▸ **Exercise material**
▶
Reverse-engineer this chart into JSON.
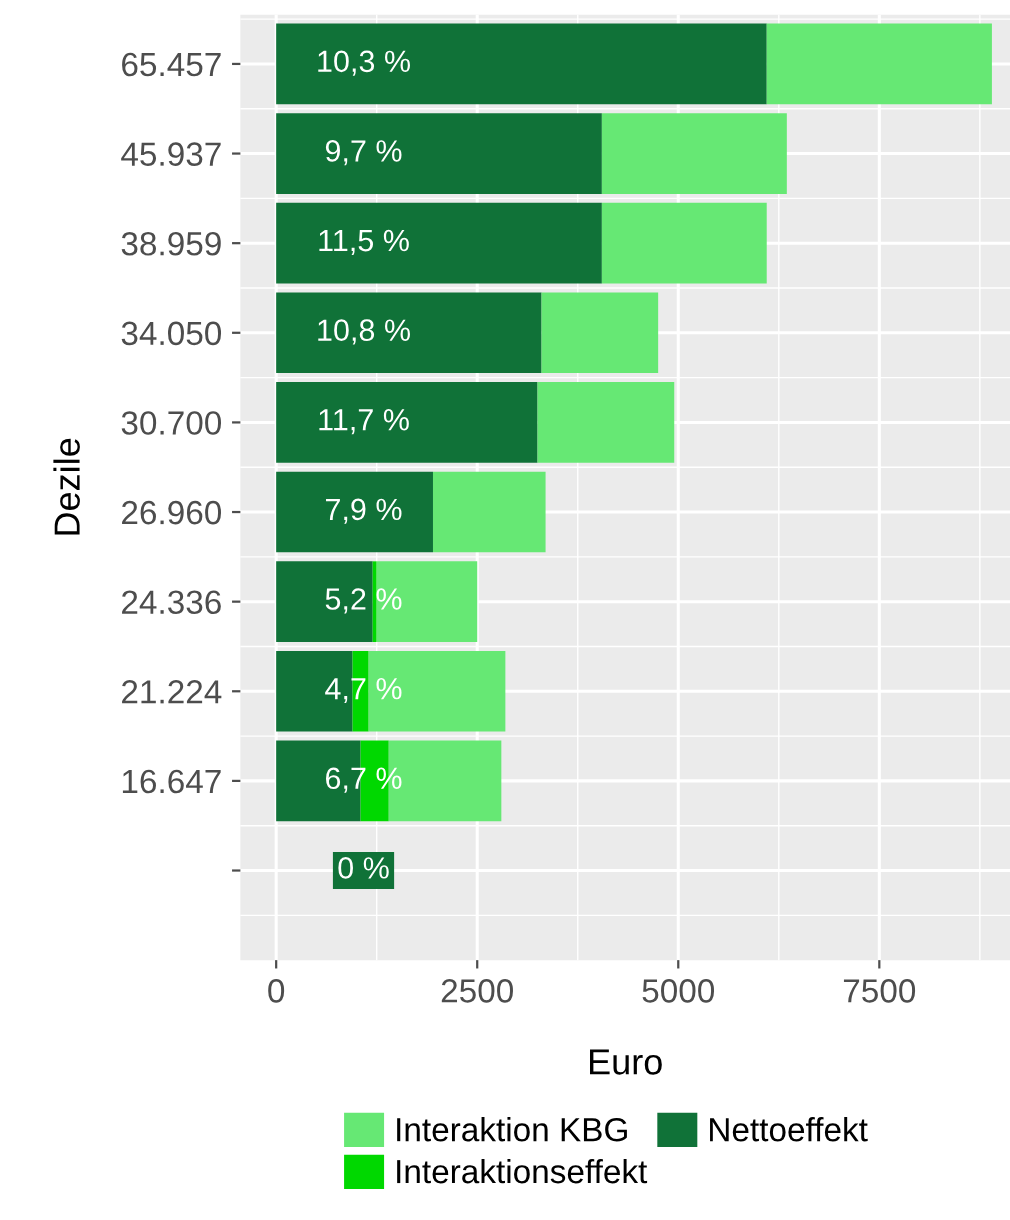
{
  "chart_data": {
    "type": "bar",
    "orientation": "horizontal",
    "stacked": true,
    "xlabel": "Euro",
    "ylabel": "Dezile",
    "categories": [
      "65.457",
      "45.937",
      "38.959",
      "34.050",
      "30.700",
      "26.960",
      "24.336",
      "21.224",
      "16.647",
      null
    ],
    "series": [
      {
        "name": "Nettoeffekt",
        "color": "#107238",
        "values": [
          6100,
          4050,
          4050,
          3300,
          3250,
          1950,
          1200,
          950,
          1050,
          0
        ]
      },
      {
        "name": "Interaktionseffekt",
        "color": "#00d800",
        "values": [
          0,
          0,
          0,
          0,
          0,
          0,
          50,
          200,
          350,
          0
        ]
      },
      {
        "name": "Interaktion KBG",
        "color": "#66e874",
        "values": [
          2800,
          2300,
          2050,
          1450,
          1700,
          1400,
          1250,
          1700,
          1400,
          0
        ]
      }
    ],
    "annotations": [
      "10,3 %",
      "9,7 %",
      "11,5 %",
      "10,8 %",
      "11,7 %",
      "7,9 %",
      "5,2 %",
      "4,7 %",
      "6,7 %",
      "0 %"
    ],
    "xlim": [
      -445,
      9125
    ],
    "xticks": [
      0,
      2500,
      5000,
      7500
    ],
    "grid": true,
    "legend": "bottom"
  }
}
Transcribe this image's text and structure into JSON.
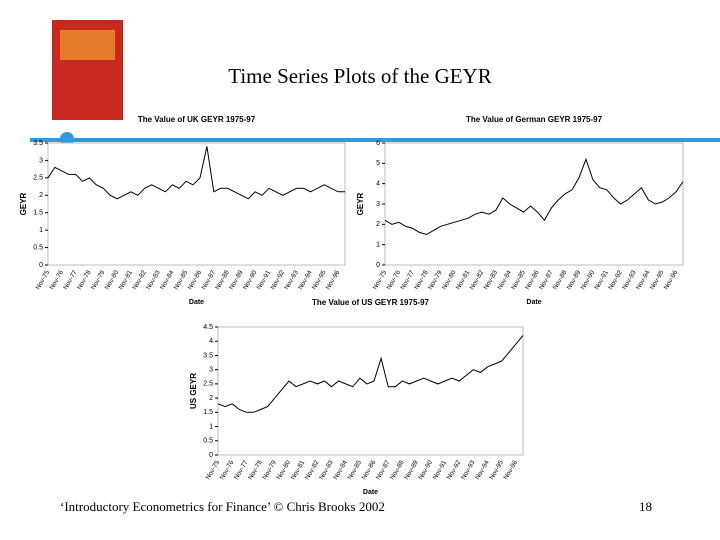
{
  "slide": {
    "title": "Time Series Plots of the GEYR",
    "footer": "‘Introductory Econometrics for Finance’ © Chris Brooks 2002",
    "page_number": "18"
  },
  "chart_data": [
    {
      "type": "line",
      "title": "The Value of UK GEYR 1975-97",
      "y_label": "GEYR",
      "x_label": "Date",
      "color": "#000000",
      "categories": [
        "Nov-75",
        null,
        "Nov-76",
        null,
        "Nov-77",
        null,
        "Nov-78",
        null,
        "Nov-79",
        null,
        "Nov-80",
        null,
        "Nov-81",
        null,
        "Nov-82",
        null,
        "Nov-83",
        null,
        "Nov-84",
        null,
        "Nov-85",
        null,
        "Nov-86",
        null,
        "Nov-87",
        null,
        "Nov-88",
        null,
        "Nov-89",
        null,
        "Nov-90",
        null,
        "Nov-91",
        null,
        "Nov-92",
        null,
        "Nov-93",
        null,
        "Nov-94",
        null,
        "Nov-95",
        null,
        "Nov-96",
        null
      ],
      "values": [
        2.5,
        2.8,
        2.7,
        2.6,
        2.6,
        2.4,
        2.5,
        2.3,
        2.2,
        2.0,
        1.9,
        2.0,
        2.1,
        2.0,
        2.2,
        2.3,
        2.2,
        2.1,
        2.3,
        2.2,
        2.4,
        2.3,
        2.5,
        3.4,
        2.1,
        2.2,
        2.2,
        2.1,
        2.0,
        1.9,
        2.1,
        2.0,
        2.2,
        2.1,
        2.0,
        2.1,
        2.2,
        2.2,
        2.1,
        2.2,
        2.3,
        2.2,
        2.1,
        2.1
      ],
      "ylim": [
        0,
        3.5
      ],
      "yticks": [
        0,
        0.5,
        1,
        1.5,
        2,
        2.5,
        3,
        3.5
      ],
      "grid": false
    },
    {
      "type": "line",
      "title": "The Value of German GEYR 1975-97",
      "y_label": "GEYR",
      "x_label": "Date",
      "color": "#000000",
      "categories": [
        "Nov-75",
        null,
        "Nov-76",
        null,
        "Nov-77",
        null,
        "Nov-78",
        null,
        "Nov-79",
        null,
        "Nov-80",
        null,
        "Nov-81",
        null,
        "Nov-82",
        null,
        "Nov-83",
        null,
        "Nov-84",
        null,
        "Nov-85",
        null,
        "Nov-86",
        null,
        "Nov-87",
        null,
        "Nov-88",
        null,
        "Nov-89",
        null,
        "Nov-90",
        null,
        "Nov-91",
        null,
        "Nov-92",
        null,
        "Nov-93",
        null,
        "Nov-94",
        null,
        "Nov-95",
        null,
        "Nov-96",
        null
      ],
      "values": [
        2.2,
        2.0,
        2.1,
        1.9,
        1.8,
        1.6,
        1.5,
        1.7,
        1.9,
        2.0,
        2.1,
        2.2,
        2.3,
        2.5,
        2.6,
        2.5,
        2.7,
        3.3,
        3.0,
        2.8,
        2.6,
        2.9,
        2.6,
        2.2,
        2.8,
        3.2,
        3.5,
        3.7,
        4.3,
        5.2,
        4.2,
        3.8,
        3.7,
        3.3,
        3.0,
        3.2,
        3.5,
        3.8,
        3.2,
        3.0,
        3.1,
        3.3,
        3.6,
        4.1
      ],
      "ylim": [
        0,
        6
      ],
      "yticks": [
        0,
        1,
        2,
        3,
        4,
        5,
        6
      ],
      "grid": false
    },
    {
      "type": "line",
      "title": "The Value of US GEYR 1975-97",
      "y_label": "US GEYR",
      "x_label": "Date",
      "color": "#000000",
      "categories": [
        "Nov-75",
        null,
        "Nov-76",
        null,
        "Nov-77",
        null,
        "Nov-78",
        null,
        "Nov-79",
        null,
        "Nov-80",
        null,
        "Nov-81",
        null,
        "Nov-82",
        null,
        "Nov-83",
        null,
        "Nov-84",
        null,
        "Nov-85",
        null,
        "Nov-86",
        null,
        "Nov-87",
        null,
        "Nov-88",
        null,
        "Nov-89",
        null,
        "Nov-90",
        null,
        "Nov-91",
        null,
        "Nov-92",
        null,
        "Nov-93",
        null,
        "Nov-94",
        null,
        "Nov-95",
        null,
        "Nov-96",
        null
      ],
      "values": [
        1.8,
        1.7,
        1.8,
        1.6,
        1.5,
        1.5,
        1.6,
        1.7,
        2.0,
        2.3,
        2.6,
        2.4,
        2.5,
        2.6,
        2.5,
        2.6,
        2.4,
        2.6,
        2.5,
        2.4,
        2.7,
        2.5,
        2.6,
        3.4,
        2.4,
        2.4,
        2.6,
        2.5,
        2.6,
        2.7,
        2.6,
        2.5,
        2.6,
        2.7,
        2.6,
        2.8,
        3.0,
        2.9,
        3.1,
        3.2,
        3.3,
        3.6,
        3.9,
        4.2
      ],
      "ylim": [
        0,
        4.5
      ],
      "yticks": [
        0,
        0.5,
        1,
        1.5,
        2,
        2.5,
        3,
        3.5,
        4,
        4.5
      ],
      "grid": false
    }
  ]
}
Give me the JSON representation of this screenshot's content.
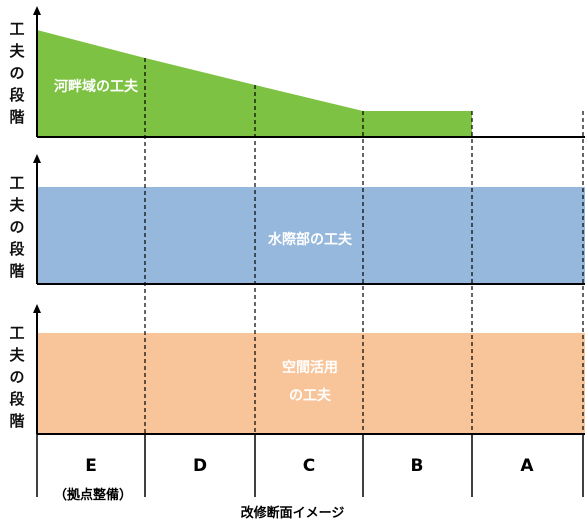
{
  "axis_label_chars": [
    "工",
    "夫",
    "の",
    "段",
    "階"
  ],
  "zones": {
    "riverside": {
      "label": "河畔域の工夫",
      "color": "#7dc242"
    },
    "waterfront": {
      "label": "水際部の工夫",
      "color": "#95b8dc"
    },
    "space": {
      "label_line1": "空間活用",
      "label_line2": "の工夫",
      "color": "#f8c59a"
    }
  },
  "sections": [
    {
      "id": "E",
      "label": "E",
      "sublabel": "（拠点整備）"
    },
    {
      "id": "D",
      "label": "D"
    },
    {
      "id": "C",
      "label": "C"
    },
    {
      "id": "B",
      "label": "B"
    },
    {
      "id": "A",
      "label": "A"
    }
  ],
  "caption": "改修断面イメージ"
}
◀
▸ **Problem description**
Collect every line with the string "JSON" from the records, and copy each.

▸ **Task output**
Reverse-engineer this chart into JSON.
Transcribe this image's text and structure into JSON.
Give me the JSON representation of this screenshot's content.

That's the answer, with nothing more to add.